#### RECORDS FOR THIS EXERCISE
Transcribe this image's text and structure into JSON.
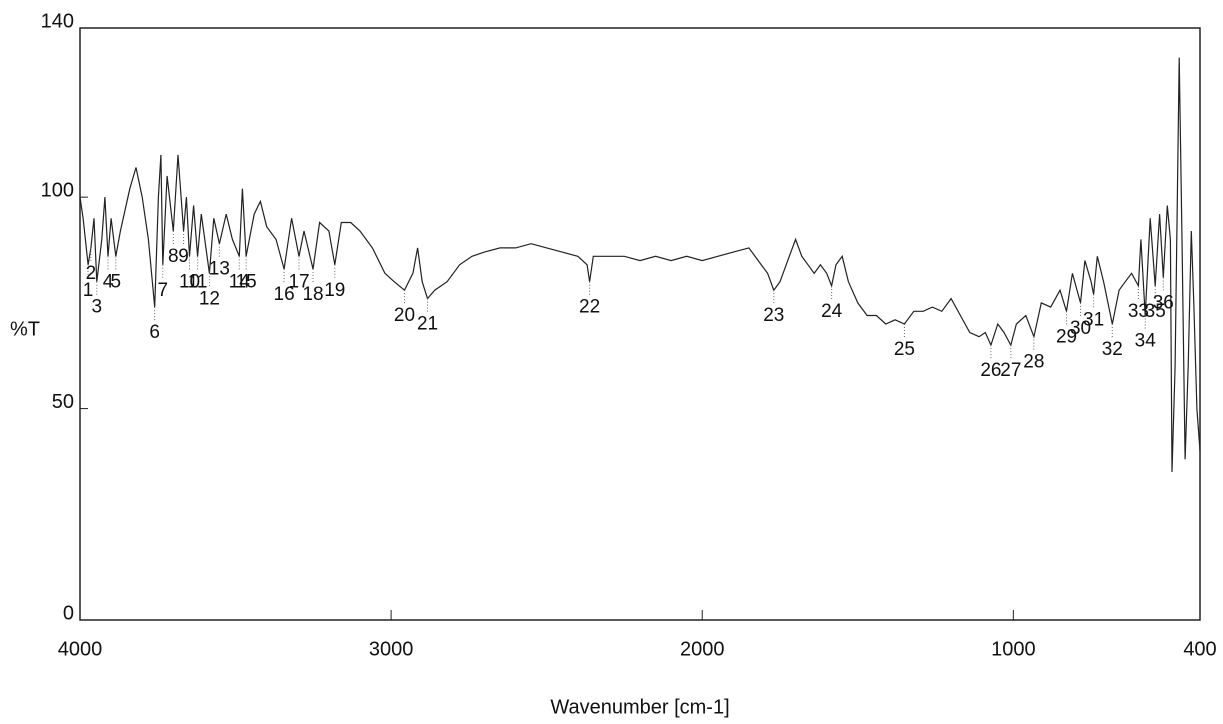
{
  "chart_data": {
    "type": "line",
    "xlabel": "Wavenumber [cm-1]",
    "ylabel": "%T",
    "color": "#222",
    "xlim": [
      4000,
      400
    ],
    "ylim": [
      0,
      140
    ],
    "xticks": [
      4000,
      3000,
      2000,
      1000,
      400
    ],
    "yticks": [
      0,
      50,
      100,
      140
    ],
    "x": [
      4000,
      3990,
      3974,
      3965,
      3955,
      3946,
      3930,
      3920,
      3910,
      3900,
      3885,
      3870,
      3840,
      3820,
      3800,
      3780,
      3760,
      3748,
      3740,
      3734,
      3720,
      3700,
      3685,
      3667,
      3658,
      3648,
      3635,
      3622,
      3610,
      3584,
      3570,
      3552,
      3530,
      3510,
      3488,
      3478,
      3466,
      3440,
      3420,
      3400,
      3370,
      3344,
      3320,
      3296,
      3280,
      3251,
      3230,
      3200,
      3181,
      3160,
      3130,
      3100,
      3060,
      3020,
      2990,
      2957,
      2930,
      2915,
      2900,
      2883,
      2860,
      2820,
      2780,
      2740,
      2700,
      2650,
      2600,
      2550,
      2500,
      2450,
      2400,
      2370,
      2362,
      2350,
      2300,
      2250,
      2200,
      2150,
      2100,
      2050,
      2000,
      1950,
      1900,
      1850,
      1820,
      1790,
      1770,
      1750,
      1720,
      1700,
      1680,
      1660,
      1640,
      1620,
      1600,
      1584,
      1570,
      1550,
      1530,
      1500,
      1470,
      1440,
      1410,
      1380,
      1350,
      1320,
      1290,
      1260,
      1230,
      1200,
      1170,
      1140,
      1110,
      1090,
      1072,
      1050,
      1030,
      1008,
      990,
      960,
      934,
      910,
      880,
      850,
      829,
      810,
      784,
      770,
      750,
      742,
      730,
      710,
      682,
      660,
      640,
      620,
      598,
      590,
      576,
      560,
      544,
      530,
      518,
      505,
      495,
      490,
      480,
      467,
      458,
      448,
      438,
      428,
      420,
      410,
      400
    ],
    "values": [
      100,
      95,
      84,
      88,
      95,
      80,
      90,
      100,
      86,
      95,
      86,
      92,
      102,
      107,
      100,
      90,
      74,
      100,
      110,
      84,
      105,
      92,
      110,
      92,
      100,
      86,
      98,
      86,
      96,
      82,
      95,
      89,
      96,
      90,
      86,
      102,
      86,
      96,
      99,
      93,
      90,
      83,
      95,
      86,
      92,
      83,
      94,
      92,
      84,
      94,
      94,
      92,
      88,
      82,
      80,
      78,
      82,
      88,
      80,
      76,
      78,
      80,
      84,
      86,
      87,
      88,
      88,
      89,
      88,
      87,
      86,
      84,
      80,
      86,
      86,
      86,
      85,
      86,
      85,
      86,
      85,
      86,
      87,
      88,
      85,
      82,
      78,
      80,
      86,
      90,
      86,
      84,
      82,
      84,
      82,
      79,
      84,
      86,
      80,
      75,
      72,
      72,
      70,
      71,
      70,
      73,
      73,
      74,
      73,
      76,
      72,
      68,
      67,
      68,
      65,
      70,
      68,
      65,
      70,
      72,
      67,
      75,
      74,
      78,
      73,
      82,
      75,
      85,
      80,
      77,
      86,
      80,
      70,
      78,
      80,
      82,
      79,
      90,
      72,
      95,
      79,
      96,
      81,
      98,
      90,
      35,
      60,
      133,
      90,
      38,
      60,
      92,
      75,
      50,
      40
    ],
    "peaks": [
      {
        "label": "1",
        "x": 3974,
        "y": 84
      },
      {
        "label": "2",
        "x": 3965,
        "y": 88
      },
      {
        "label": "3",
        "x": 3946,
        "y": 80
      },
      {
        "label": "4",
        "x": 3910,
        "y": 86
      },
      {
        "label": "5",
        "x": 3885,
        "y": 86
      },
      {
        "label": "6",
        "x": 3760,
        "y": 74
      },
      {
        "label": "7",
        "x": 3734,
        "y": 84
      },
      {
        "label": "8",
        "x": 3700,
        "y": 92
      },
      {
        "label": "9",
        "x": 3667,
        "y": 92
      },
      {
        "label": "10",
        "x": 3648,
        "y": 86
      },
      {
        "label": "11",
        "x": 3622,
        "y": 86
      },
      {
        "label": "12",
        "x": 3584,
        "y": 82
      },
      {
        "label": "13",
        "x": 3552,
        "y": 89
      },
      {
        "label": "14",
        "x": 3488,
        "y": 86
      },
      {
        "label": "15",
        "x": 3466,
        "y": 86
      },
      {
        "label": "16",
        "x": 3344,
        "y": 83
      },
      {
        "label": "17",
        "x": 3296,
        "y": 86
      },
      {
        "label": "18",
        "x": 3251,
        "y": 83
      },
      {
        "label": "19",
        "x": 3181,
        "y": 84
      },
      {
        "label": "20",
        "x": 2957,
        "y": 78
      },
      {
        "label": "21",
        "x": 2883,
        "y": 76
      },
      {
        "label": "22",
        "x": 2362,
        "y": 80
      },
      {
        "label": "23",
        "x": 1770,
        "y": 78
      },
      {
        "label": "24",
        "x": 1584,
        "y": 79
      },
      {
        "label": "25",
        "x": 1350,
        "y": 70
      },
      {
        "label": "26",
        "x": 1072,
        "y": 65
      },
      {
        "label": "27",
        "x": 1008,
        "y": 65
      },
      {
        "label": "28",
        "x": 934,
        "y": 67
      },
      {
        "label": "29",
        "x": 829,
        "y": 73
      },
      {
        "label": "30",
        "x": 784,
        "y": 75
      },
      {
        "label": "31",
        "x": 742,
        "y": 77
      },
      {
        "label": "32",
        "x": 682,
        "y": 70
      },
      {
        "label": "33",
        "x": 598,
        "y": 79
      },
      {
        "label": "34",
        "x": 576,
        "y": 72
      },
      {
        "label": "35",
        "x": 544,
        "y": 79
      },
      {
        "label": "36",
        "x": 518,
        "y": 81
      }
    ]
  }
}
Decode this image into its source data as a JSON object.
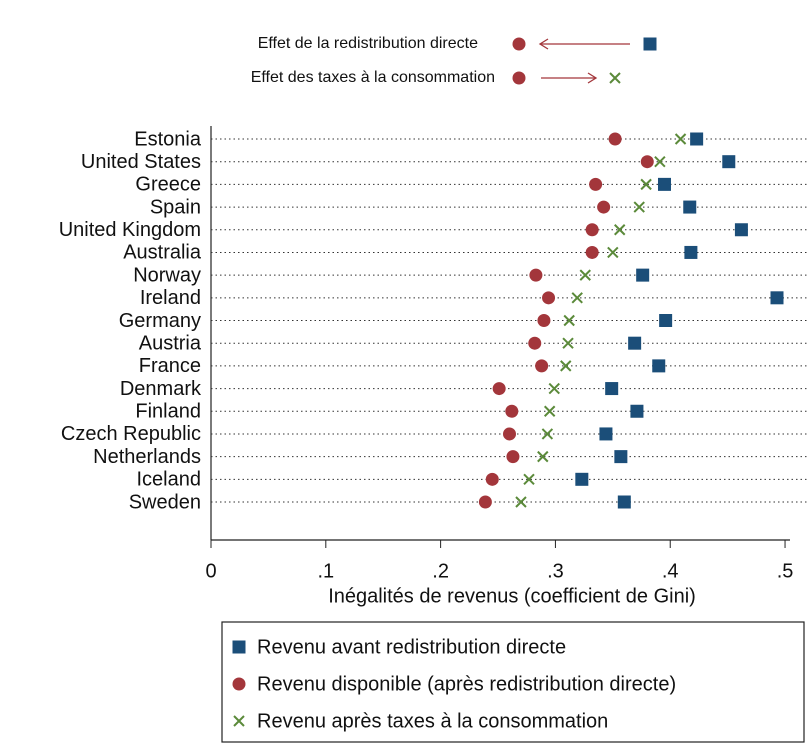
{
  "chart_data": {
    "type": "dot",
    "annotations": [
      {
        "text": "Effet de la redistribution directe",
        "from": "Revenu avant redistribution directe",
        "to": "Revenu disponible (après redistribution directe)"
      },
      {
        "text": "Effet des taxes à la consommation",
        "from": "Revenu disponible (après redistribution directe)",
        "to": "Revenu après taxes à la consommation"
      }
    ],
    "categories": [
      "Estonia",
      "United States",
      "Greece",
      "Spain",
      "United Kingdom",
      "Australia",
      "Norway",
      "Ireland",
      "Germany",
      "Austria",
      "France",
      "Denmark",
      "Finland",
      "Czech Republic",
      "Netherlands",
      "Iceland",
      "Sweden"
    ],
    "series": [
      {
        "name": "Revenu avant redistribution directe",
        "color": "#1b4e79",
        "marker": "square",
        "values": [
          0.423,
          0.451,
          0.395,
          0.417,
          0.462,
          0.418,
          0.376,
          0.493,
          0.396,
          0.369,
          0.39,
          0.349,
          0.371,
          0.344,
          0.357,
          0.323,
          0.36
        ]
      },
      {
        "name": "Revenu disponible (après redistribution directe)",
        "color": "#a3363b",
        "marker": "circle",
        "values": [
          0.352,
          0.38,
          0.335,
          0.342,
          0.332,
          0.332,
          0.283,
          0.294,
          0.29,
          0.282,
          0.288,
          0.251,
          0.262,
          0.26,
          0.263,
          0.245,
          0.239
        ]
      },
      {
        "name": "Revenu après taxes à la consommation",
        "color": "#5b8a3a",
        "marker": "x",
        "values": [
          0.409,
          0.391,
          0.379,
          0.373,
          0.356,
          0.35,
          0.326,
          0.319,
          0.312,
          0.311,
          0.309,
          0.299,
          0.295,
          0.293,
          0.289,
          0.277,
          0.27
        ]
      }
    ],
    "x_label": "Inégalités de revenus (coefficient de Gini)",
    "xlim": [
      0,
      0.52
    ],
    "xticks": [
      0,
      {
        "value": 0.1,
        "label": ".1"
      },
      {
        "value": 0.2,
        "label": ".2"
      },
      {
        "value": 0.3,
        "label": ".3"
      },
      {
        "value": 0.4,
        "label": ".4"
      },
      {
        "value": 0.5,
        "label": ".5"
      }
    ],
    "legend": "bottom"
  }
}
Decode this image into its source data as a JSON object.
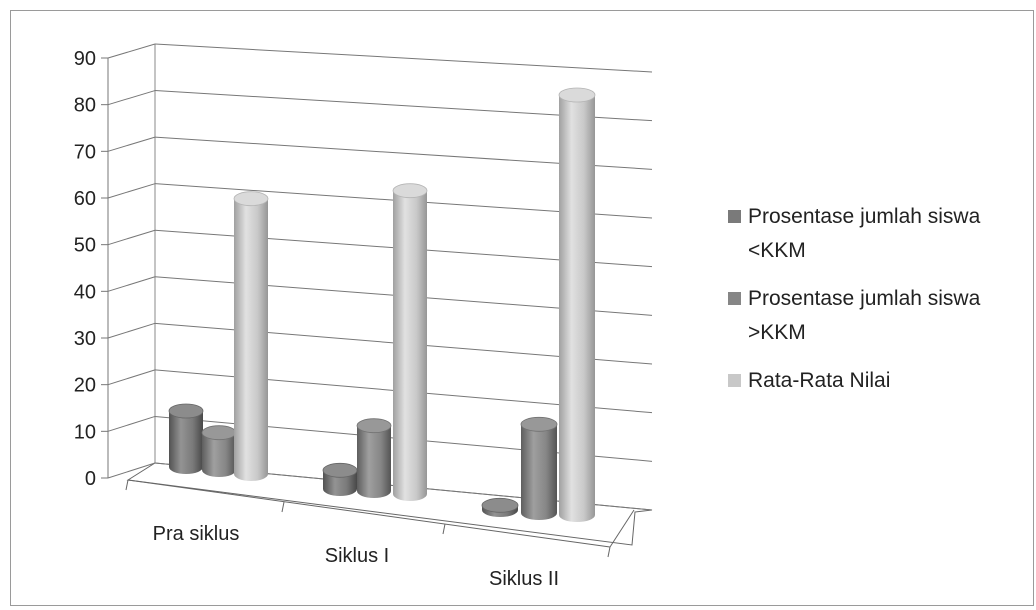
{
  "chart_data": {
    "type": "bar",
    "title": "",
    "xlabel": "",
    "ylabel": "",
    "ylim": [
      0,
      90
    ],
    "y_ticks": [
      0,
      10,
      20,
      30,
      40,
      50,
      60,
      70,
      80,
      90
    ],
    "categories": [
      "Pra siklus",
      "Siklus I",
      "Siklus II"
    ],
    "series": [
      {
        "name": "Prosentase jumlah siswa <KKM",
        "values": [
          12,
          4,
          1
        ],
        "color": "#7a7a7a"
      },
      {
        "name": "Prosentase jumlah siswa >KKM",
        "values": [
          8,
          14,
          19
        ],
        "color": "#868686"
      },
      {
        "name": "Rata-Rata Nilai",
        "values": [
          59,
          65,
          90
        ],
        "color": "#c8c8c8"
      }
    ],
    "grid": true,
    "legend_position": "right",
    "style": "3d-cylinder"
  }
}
########
Copy out every line of the listing that includes the string "siswa".

**WORKED ANSWER**
        "name": "Prosentase jumlah siswa <KKM",
        "name": "Prosentase jumlah siswa >KKM",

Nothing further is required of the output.